◆ Data records:
===

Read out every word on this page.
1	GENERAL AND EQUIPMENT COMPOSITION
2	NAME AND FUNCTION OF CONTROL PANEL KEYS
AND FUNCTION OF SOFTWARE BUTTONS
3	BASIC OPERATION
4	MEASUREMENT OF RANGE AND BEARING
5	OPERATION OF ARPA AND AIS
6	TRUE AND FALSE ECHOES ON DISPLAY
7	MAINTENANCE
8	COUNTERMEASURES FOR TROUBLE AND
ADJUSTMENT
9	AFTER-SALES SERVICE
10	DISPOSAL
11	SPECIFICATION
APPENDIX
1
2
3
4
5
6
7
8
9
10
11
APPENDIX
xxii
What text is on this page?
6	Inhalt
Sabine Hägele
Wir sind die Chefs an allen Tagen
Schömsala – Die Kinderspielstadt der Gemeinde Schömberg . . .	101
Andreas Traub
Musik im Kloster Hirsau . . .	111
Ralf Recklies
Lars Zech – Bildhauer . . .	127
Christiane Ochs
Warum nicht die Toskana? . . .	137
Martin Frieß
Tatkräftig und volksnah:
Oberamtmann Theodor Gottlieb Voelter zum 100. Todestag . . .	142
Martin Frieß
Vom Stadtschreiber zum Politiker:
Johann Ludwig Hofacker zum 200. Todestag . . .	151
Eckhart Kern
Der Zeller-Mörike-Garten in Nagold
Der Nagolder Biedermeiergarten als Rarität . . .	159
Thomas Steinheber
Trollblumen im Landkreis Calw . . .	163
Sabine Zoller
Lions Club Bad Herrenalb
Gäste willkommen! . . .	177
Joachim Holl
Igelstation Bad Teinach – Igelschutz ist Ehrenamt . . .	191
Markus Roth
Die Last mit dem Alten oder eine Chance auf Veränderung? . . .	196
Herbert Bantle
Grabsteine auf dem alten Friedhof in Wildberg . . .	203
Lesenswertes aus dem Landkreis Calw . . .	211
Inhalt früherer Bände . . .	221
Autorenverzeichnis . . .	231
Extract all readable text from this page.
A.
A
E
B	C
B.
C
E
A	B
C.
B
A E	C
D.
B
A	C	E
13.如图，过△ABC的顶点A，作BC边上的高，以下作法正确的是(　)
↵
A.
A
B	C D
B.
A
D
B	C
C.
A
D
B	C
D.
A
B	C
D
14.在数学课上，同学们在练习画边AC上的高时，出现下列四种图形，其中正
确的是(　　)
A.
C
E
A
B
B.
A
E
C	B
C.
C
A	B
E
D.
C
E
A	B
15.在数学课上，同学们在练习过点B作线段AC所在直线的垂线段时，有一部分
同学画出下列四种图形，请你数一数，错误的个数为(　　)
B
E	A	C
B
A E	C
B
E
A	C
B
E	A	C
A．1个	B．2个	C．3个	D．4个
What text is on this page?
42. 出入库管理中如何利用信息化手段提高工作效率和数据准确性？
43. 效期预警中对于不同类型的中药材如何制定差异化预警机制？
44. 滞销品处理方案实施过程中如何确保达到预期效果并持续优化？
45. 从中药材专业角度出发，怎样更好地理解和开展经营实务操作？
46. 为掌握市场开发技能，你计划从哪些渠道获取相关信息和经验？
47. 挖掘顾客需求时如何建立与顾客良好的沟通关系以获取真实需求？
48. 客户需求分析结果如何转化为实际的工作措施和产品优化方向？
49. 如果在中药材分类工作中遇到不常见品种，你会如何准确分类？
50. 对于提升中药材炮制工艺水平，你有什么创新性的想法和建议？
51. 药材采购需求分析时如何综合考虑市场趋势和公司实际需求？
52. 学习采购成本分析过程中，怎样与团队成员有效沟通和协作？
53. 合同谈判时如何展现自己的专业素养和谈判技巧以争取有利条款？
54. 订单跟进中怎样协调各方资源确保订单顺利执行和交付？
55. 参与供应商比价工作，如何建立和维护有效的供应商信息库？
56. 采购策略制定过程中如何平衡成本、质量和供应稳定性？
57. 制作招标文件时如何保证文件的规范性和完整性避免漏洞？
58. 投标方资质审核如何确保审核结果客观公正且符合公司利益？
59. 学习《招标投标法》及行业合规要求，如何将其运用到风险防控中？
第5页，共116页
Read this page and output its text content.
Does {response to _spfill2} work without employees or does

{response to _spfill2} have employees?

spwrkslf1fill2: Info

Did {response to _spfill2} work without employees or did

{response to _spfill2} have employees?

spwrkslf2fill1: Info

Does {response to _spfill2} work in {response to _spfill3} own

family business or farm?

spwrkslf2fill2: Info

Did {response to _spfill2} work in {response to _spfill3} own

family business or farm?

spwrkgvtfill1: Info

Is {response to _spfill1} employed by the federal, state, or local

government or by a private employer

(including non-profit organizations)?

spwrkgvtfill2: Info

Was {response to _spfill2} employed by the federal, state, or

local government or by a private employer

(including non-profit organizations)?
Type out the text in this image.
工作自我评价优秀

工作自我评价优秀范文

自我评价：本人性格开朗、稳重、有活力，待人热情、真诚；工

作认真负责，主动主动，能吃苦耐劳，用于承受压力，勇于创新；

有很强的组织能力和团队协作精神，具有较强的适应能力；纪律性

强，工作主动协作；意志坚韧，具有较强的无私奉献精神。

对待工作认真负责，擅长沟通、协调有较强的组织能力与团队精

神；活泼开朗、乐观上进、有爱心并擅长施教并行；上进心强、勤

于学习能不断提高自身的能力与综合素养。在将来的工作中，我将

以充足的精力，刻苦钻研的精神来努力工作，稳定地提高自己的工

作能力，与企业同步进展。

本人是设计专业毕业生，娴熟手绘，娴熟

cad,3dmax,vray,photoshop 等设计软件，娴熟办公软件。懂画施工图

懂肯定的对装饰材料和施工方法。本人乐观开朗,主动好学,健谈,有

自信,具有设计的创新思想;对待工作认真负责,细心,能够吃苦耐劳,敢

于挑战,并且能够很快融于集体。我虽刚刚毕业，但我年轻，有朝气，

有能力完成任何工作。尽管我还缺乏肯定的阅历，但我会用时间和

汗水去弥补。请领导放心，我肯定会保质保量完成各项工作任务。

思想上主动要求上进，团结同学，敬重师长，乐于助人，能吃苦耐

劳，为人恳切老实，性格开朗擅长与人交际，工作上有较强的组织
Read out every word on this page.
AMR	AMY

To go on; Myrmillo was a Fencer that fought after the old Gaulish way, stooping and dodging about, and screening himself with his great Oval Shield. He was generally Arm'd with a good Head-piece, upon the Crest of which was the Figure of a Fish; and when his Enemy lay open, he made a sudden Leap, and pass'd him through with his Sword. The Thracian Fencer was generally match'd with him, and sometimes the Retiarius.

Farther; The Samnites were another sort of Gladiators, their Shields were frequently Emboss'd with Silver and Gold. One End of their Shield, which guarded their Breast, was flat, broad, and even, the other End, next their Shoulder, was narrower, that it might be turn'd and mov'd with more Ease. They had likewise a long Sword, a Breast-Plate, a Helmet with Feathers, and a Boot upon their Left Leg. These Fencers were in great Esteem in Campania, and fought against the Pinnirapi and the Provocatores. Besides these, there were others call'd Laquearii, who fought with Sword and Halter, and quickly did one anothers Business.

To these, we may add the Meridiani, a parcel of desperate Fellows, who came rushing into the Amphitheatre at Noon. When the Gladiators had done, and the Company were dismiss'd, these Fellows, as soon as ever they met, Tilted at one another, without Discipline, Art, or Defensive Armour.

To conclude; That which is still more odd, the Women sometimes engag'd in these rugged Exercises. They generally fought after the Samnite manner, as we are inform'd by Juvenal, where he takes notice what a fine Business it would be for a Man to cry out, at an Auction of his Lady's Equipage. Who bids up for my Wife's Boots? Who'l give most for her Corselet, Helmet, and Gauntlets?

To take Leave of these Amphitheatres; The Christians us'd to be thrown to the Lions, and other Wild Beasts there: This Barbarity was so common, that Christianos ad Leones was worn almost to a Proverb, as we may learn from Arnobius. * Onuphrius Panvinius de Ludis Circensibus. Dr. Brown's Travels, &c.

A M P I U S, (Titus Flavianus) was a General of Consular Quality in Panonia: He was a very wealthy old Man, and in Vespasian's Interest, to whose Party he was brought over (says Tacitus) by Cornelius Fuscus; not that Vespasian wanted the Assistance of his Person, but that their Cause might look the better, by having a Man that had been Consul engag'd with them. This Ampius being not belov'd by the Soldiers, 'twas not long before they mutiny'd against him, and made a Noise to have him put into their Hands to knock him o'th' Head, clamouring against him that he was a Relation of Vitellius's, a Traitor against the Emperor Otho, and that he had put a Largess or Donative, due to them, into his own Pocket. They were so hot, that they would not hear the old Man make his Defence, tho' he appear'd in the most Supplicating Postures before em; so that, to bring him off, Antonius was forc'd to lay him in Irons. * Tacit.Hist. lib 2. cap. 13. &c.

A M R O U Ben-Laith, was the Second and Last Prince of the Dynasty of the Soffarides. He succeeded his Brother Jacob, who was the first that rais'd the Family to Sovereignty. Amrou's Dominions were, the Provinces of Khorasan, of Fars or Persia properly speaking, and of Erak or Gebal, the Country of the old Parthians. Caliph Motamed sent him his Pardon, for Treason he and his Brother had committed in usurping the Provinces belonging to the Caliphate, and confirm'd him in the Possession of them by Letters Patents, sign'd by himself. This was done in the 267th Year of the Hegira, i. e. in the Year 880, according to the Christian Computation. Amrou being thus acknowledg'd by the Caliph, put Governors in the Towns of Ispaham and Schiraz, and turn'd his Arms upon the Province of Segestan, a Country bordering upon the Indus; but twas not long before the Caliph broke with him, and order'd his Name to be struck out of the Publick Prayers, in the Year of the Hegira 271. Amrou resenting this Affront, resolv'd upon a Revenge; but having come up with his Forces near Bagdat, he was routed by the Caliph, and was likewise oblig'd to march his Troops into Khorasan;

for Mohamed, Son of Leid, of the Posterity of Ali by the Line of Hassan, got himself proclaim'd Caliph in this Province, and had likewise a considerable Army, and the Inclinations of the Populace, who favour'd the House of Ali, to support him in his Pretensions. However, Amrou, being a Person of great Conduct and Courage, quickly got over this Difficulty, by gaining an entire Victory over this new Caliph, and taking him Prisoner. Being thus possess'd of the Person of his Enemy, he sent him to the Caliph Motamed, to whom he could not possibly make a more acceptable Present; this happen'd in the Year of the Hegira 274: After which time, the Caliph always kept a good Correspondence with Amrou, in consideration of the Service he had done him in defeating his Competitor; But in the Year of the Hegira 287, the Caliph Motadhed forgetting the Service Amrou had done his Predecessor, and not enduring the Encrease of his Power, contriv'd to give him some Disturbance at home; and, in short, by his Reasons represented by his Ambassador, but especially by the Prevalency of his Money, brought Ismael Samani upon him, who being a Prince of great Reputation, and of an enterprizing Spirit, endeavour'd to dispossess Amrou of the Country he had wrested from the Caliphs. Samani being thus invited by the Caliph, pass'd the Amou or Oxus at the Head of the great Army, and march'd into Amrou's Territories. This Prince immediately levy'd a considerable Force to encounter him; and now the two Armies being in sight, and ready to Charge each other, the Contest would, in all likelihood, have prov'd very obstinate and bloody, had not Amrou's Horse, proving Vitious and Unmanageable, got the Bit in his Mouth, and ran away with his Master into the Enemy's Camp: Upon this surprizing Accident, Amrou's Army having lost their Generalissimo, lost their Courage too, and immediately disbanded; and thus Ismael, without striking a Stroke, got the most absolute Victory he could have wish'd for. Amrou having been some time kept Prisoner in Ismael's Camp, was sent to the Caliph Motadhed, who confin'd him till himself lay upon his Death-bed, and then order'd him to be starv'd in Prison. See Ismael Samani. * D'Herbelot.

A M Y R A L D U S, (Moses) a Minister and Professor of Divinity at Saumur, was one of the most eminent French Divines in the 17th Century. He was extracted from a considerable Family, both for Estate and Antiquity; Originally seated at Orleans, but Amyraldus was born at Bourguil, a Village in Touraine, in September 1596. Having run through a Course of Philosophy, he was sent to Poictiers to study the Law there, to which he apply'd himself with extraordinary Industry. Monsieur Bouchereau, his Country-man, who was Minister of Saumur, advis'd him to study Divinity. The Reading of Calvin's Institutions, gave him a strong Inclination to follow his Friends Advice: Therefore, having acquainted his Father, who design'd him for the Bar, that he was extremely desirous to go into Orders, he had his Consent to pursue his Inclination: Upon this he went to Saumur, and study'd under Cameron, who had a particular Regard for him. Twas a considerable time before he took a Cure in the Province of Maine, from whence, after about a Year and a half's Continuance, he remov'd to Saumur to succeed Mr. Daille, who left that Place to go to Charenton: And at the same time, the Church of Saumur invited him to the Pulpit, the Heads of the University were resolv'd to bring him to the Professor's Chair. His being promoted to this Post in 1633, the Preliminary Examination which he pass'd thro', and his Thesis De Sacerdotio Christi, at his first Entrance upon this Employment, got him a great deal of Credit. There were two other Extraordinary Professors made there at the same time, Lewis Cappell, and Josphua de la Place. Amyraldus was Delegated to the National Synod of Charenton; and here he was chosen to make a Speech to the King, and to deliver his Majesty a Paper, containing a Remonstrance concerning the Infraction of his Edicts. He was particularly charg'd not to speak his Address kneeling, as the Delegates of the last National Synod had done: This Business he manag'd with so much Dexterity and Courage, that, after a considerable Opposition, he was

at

===

◆ EXERCISE REQUIREMENTS:
Your task is to collect every line above that contains the word "private".

◆ PROBLEM SOLUTION:
government or by a private employer
local government or by a private employer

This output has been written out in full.